§ **EXERCISE TASK**:
Please duplicate every line of the listing below without any change, leaving the pictures out of your answer.

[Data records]
------------------------------------------------------------
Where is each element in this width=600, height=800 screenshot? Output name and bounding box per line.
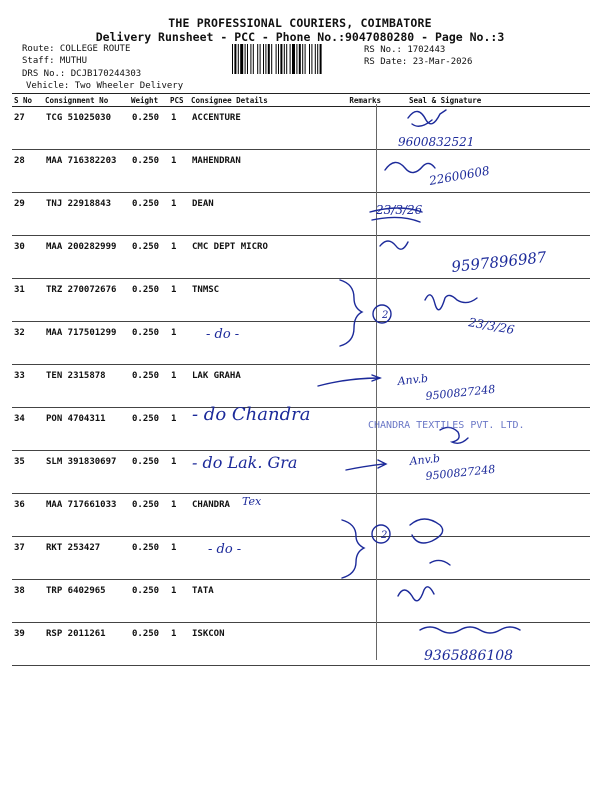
table-row xyxy=(12,537,590,580)
table-row xyxy=(12,408,590,451)
row-weight: 0.250 xyxy=(129,322,168,365)
row-weight: 0.250 xyxy=(129,107,168,150)
row-consignment-no: MAA 200282999 xyxy=(43,236,129,279)
table-row xyxy=(12,279,590,322)
row-seal xyxy=(383,580,590,623)
row-pcs: 1 xyxy=(168,451,189,494)
col-sno: S No xyxy=(12,94,43,107)
row-pcs: 1 xyxy=(168,580,189,623)
row-consignee xyxy=(189,451,339,494)
row-consignment-no: TNJ 22918843 xyxy=(43,193,129,236)
col-consignee: Consignee Details xyxy=(189,94,339,107)
row-sno: 33 xyxy=(12,365,43,408)
row-seal xyxy=(383,193,590,236)
row-weight: 0.250 xyxy=(129,537,168,580)
hw-phone-27: 9600832521 xyxy=(398,135,475,149)
hw-bracket-num-31: 2 xyxy=(382,310,389,321)
row-pcs: 1 xyxy=(168,150,189,193)
row-pcs: 1 xyxy=(168,537,189,580)
table-row xyxy=(12,365,590,408)
row-consignment-no: TEN 2315878 xyxy=(43,365,129,408)
drs-label: DRS No.: DCJB170244303 xyxy=(22,69,142,79)
row-consignee xyxy=(189,322,339,365)
table-row xyxy=(12,150,590,193)
row-pcs: 1 xyxy=(168,494,189,537)
row-consignee xyxy=(189,408,339,451)
row-weight: 0.250 xyxy=(129,408,168,451)
table-header-row xyxy=(12,94,590,107)
column-divider xyxy=(376,104,377,660)
row-seal xyxy=(383,236,590,279)
hw-date-32: 23/3/26 xyxy=(467,315,516,337)
row-sno: 37 xyxy=(12,537,43,580)
col-remarks: Remarks xyxy=(339,94,383,107)
row-consignment-no: TRP 6402965 xyxy=(43,580,129,623)
row-consignment-no: TRZ 270072676 xyxy=(43,279,129,322)
row-pcs: 1 xyxy=(168,365,189,408)
row-sno: 38 xyxy=(12,580,43,623)
row-sno: 32 xyxy=(12,322,43,365)
route-label: Route: COLLEGE ROUTE xyxy=(22,44,131,54)
row-consignee: CMC DEPT MICRO xyxy=(189,236,339,279)
row-consignee: TNMSC xyxy=(189,279,339,322)
row-consignment-no: SLM 391830697 xyxy=(43,451,129,494)
hw-tex-36: Tex xyxy=(242,495,262,508)
row-sno: 36 xyxy=(12,494,43,537)
row-consignee xyxy=(189,537,339,580)
row-seal xyxy=(383,322,590,365)
row-weight: 0.250 xyxy=(129,150,168,193)
row-seal xyxy=(383,494,590,537)
hw-bracket-num-36: 2 xyxy=(381,530,388,541)
hw-ditto-35: - do Lak. Gra xyxy=(192,453,298,472)
row-sno: 29 xyxy=(12,193,43,236)
row-seal xyxy=(383,408,590,451)
row-pcs: 1 xyxy=(168,193,189,236)
row-sno: 34 xyxy=(12,408,43,451)
runsheet-title: THE PROFESSIONAL COURIERS, COIMBATORE xyxy=(168,16,432,30)
table-row xyxy=(12,451,590,494)
row-sno: 27 xyxy=(12,107,43,150)
hw-name-35: Anv.b xyxy=(408,451,441,468)
row-seal xyxy=(383,107,590,150)
row-pcs: 1 xyxy=(168,279,189,322)
hw-phone-33: 9500827248 xyxy=(424,382,496,403)
row-weight: 0.250 xyxy=(129,236,168,279)
table-row xyxy=(12,580,590,623)
runsheet-subtitle: Delivery Runsheet - PCC - Phone No.:9047080280 - Page No.:3 xyxy=(95,30,505,44)
row-weight: 0.250 xyxy=(129,451,168,494)
row-weight: 0.250 xyxy=(129,623,168,666)
row-consignee: LAK GRAHA xyxy=(189,365,339,408)
row-weight: 0.250 xyxy=(129,494,168,537)
barcode-image xyxy=(232,44,360,74)
hw-phone-39: 9365886108 xyxy=(424,648,514,664)
hw-phone-28: 22600608 xyxy=(428,163,491,188)
row-weight: 0.250 xyxy=(129,580,168,623)
row-consignment-no: RKT 253427 xyxy=(43,537,129,580)
row-sno: 30 xyxy=(12,236,43,279)
runsheet-table xyxy=(12,93,590,666)
row-weight: 0.250 xyxy=(129,279,168,322)
hw-phone-35: 9500827248 xyxy=(424,462,496,483)
row-sno: 39 xyxy=(12,623,43,666)
rs-date: RS Date: 23-Mar-2026 xyxy=(364,57,473,67)
vehicle-label: Vehicle: Two Wheeler Delivery xyxy=(26,81,184,91)
row-pcs: 1 xyxy=(168,623,189,666)
col-weight: Weight xyxy=(129,94,168,107)
row-consignment-no: RSP 2011261 xyxy=(43,623,129,666)
table-row xyxy=(12,107,590,150)
row-consignee: ACCENTURE xyxy=(189,107,339,150)
row-weight: 0.250 xyxy=(129,365,168,408)
row-weight: 0.250 xyxy=(129,193,168,236)
col-pcs: PCS xyxy=(168,94,189,107)
row-consignee: MAHENDRAN xyxy=(189,150,339,193)
row-pcs: 1 xyxy=(168,236,189,279)
row-consignment-no: MAA 717661033 xyxy=(43,494,129,537)
row-seal xyxy=(383,279,590,322)
row-seal xyxy=(383,451,590,494)
row-consignment-no: PON 4704311 xyxy=(43,408,129,451)
hw-ditto-34: - do Chandra xyxy=(192,404,311,425)
staff-label: Staff: MUTHU xyxy=(22,56,88,66)
hw-ditto-37: - do - xyxy=(208,542,242,557)
table-row xyxy=(12,623,590,666)
table-row xyxy=(12,494,590,537)
row-consignee: DEAN xyxy=(189,193,339,236)
row-pcs: 1 xyxy=(168,107,189,150)
hw-date-29: 23/3/26 xyxy=(376,203,423,217)
row-seal xyxy=(383,150,590,193)
row-consignment-no: MAA 716382203 xyxy=(43,150,129,193)
table-row xyxy=(12,236,590,279)
row-sno: 35 xyxy=(12,451,43,494)
row-consignee: ISKCON xyxy=(189,623,339,666)
row-consignment-no: TCG 51025030 xyxy=(43,107,129,150)
hw-phone-30: 9597896987 xyxy=(450,248,548,276)
table-row xyxy=(12,322,590,365)
col-consignment: Consignment No xyxy=(43,94,129,107)
row-pcs: 1 xyxy=(168,322,189,365)
col-seal: Seal & Signature xyxy=(383,94,590,107)
rs-number: RS No.: 1702443 xyxy=(364,45,446,55)
hw-name-33: Anv.b xyxy=(396,371,429,388)
table-row xyxy=(12,193,590,236)
row-pcs: 1 xyxy=(168,408,189,451)
row-consignee: CHANDRA xyxy=(189,494,339,537)
hw-ditto-32: - do - xyxy=(206,327,240,342)
row-sno: 31 xyxy=(12,279,43,322)
row-sno: 28 xyxy=(12,150,43,193)
row-seal xyxy=(383,537,590,580)
row-consignee: TATA xyxy=(189,580,339,623)
company-stamp: CHANDRA TEXTILES PVT. LTD. xyxy=(368,420,525,431)
row-seal xyxy=(383,623,590,666)
row-consignment-no: MAA 717501299 xyxy=(43,322,129,365)
row-seal xyxy=(383,365,590,408)
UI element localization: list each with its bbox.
------------------------------------------------------------
§ **WRITTEN REPLY**:
Where is each element in this width=600, height=800 screenshot? Output name and bounding box per line.
table-row xyxy=(12,537,590,580)
table-row xyxy=(12,408,590,451)
row-weight: 0.250 xyxy=(129,322,168,365)
row-weight: 0.250 xyxy=(129,107,168,150)
row-consignment-no: MAA 200282999 xyxy=(43,236,129,279)
table-row xyxy=(12,279,590,322)
row-seal xyxy=(383,580,590,623)
row-pcs: 1 xyxy=(168,451,189,494)
col-sno: S No xyxy=(12,94,43,107)
row-pcs: 1 xyxy=(168,580,189,623)
row-consignee xyxy=(189,451,339,494)
row-consignment-no: TNJ 22918843 xyxy=(43,193,129,236)
col-consignee: Consignee Details xyxy=(189,94,339,107)
row-sno: 33 xyxy=(12,365,43,408)
row-seal xyxy=(383,193,590,236)
row-weight: 0.250 xyxy=(129,537,168,580)
hw-phone-27: 9600832521 xyxy=(398,135,475,149)
hw-bracket-num-31: 2 xyxy=(382,310,389,321)
row-pcs: 1 xyxy=(168,150,189,193)
row-pcs: 1 xyxy=(168,537,189,580)
table-row xyxy=(12,365,590,408)
row-consignment-no: TEN 2315878 xyxy=(43,365,129,408)
drs-label: DRS No.: DCJB170244303 xyxy=(22,69,142,79)
row-consignee xyxy=(189,322,339,365)
table-row xyxy=(12,150,590,193)
row-pcs: 1 xyxy=(168,494,189,537)
row-consignee xyxy=(189,408,339,451)
row-weight: 0.250 xyxy=(129,408,168,451)
table-header-row xyxy=(12,94,590,107)
column-divider xyxy=(376,104,377,660)
row-seal xyxy=(383,236,590,279)
hw-date-32: 23/3/26 xyxy=(467,315,516,337)
row-sno: 37 xyxy=(12,537,43,580)
col-remarks: Remarks xyxy=(339,94,383,107)
row-consignment-no: TRP 6402965 xyxy=(43,580,129,623)
row-consignment-no: TRZ 270072676 xyxy=(43,279,129,322)
row-pcs: 1 xyxy=(168,365,189,408)
row-sno: 38 xyxy=(12,580,43,623)
row-sno: 32 xyxy=(12,322,43,365)
route-label: Route: COLLEGE ROUTE xyxy=(22,44,131,54)
row-consignee: CMC DEPT MICRO xyxy=(189,236,339,279)
row-consignee: TNMSC xyxy=(189,279,339,322)
row-consignment-no: SLM 391830697 xyxy=(43,451,129,494)
hw-tex-36: Tex xyxy=(242,495,262,508)
row-sno: 36 xyxy=(12,494,43,537)
row-consignee xyxy=(189,537,339,580)
row-seal xyxy=(383,322,590,365)
row-weight: 0.250 xyxy=(129,150,168,193)
row-seal xyxy=(383,494,590,537)
hw-bracket-num-36: 2 xyxy=(381,530,388,541)
hw-ditto-35: - do Lak. Gra xyxy=(192,453,298,472)
row-sno: 29 xyxy=(12,193,43,236)
row-seal xyxy=(383,408,590,451)
row-pcs: 1 xyxy=(168,193,189,236)
row-sno: 34 xyxy=(12,408,43,451)
runsheet-title: THE PROFESSIONAL COURIERS, COIMBATORE xyxy=(168,16,432,30)
table-row xyxy=(12,451,590,494)
row-sno: 27 xyxy=(12,107,43,150)
hw-name-35: Anv.b xyxy=(408,451,441,468)
row-seal xyxy=(383,107,590,150)
row-pcs: 1 xyxy=(168,279,189,322)
hw-phone-33: 9500827248 xyxy=(424,382,496,403)
row-weight: 0.250 xyxy=(129,236,168,279)
table-row xyxy=(12,580,590,623)
runsheet-subtitle: Delivery Runsheet - PCC - Phone No.:9047080280 - Page No.:3 xyxy=(95,30,505,44)
row-weight: 0.250 xyxy=(129,451,168,494)
row-weight: 0.250 xyxy=(129,623,168,666)
row-consignee: LAK GRAHA xyxy=(189,365,339,408)
row-weight: 0.250 xyxy=(129,494,168,537)
barcode-image xyxy=(232,44,360,74)
hw-phone-39: 9365886108 xyxy=(424,648,514,664)
hw-phone-28: 22600608 xyxy=(428,163,491,188)
row-weight: 0.250 xyxy=(129,580,168,623)
row-consignment-no: RKT 253427 xyxy=(43,537,129,580)
row-sno: 30 xyxy=(12,236,43,279)
runsheet-table xyxy=(12,93,590,666)
row-weight: 0.250 xyxy=(129,279,168,322)
hw-phone-35: 9500827248 xyxy=(424,462,496,483)
row-sno: 39 xyxy=(12,623,43,666)
rs-date: RS Date: 23-Mar-2026 xyxy=(364,57,473,67)
vehicle-label: Vehicle: Two Wheeler Delivery xyxy=(26,81,184,91)
row-pcs: 1 xyxy=(168,623,189,666)
col-weight: Weight xyxy=(129,94,168,107)
row-consignment-no: RSP 2011261 xyxy=(43,623,129,666)
table-row xyxy=(12,107,590,150)
row-consignee: ACCENTURE xyxy=(189,107,339,150)
row-weight: 0.250 xyxy=(129,365,168,408)
row-weight: 0.250 xyxy=(129,193,168,236)
col-pcs: PCS xyxy=(168,94,189,107)
row-consignee: MAHENDRAN xyxy=(189,150,339,193)
row-pcs: 1 xyxy=(168,236,189,279)
row-consignment-no: MAA 717661033 xyxy=(43,494,129,537)
row-seal xyxy=(383,279,590,322)
row-seal xyxy=(383,451,590,494)
row-consignment-no: PON 4704311 xyxy=(43,408,129,451)
hw-ditto-34: - do Chandra xyxy=(192,404,311,425)
staff-label: Staff: MUTHU xyxy=(22,56,88,66)
hw-ditto-37: - do - xyxy=(208,542,242,557)
table-row xyxy=(12,623,590,666)
table-row xyxy=(12,494,590,537)
row-consignee: DEAN xyxy=(189,193,339,236)
row-pcs: 1 xyxy=(168,107,189,150)
hw-date-29: 23/3/26 xyxy=(376,203,423,217)
row-seal xyxy=(383,150,590,193)
row-consignment-no: MAA 716382203 xyxy=(43,150,129,193)
table-row xyxy=(12,236,590,279)
row-sno: 35 xyxy=(12,451,43,494)
row-consignee: ISKCON xyxy=(189,623,339,666)
row-consignment-no: TCG 51025030 xyxy=(43,107,129,150)
hw-phone-30: 9597896987 xyxy=(450,248,548,276)
table-row xyxy=(12,322,590,365)
col-consignment: Consignment No xyxy=(43,94,129,107)
row-pcs: 1 xyxy=(168,322,189,365)
col-seal: Seal & Signature xyxy=(383,94,590,107)
rs-number: RS No.: 1702443 xyxy=(364,45,446,55)
hw-name-33: Anv.b xyxy=(396,371,429,388)
table-row xyxy=(12,193,590,236)
row-pcs: 1 xyxy=(168,408,189,451)
row-consignee: CHANDRA xyxy=(189,494,339,537)
hw-ditto-32: - do - xyxy=(206,327,240,342)
row-sno: 31 xyxy=(12,279,43,322)
row-sno: 28 xyxy=(12,150,43,193)
row-seal xyxy=(383,537,590,580)
row-consignee: TATA xyxy=(189,580,339,623)
company-stamp: CHANDRA TEXTILES PVT. LTD. xyxy=(368,420,525,431)
row-seal xyxy=(383,623,590,666)
row-consignment-no: MAA 717501299 xyxy=(43,322,129,365)
row-seal xyxy=(383,365,590,408)
UI element localization: list each with its bbox.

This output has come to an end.